Gather every line from the entries below that includes "соответствия".
┌─ Stored data
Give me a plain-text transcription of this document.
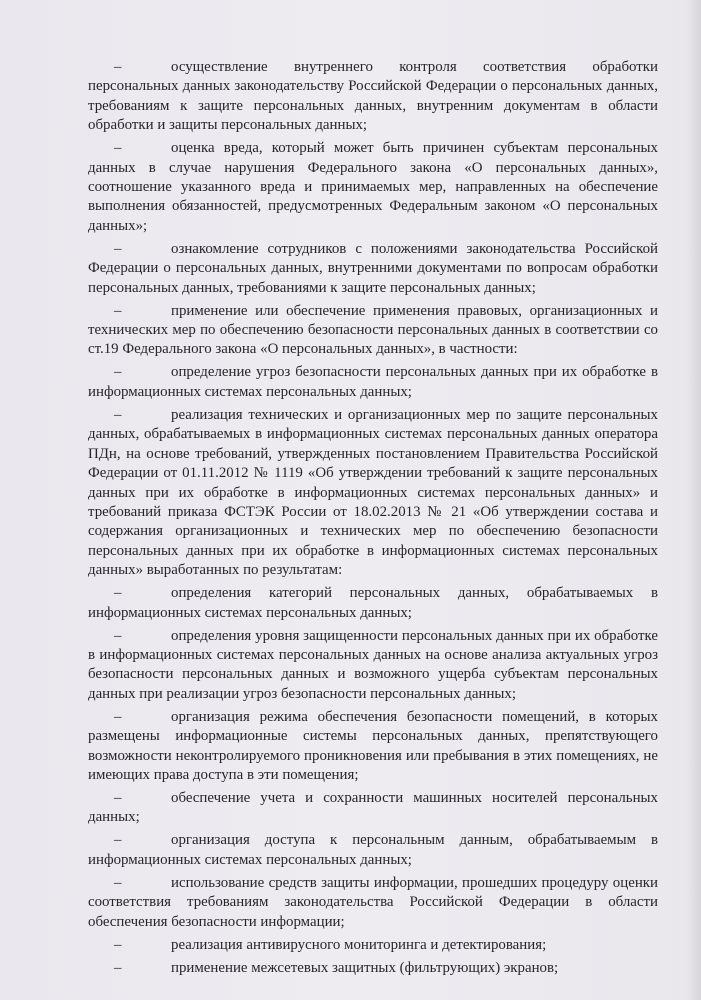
–	осуществление внутреннего контроля соответствия обработки персональных данных законодательству Российской Федерации о персональных данных, требованиям к защите персональных данных, внутренним документам в области обработки и защиты персональных данных;

–	оценка вреда, который может быть причинен субъектам персональных данных в случае нарушения Федерального закона «О персональных данных», соотношение указанного вреда и принимаемых мер, направленных на обеспечение выполнения обязанностей, предусмотренных Федеральным законом «О персональных данных»;

–	ознакомление сотрудников с положениями законодательства Российской Федерации о персональных данных, внутренними документами по вопросам обработки персональных данных, требованиями к защите персональных данных;

–	применение или обеспечение применения правовых, организационных и технических мер по обеспечению безопасности персональных данных в соответствии со ст.19 Федерального закона «О персональных данных», в частности:

–	определение угроз безопасности персональных данных при их обработке в информационных системах персональных данных;

–	реализация технических и организационных мер по защите персональных данных, обрабатываемых в информационных системах персональных данных оператора ПДн, на основе требований, утвержденных постановлением Правительства Российской Федерации от 01.11.2012 № 1119 «Об утверждении требований к защите персональных данных при их обработке в информационных системах персональных данных» и требований приказа ФСТЭК России от 18.02.2013 № 21 «Об утверждении состава и содержания организационных и технических мер по обеспечению безопасности персональных данных при их обработке в информационных системах персональных данных» выработанных по результатам:

–	определения категорий персональных данных, обрабатываемых в информационных системах персональных данных;

–	определения уровня защищенности персональных данных при их обработке в информационных системах персональных данных на основе анализа актуальных угроз безопасности персональных данных и возможного ущерба субъектам персональных данных при реализации угроз безопасности персональных данных;

–	организация режима обеспечения безопасности помещений, в которых размещены информационные системы персональных данных, препятствующего возможности неконтролируемого проникновения или пребывания в этих помещениях, не имеющих права доступа в эти помещения;

–	обеспечение учета и сохранности машинных носителей персональных данных;

–	организация доступа к персональным данным, обрабатываемым в информационных системах персональных данных;

–	использование средств защиты информации, прошедших процедуру оценки соответствия требованиям законодательства Российской Федерации в области обеспечения безопасности информации;

–	реализация антивирусного мониторинга и детектирования;

–	применение межсетевых защитных (фильтрующих) экранов;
└─
> Complete answer
–	осуществление внутреннего контроля соответствия обработки персональных данных законодательству Российской Федерации о персональных данных, требованиям к защите персональных данных, внутренним документам в области обработки и защиты персональных данных;
–	использование средств защиты информации, прошедших процедуру оценки соответствия требованиям законодательства Российской Федерации в области обеспечения безопасности информации;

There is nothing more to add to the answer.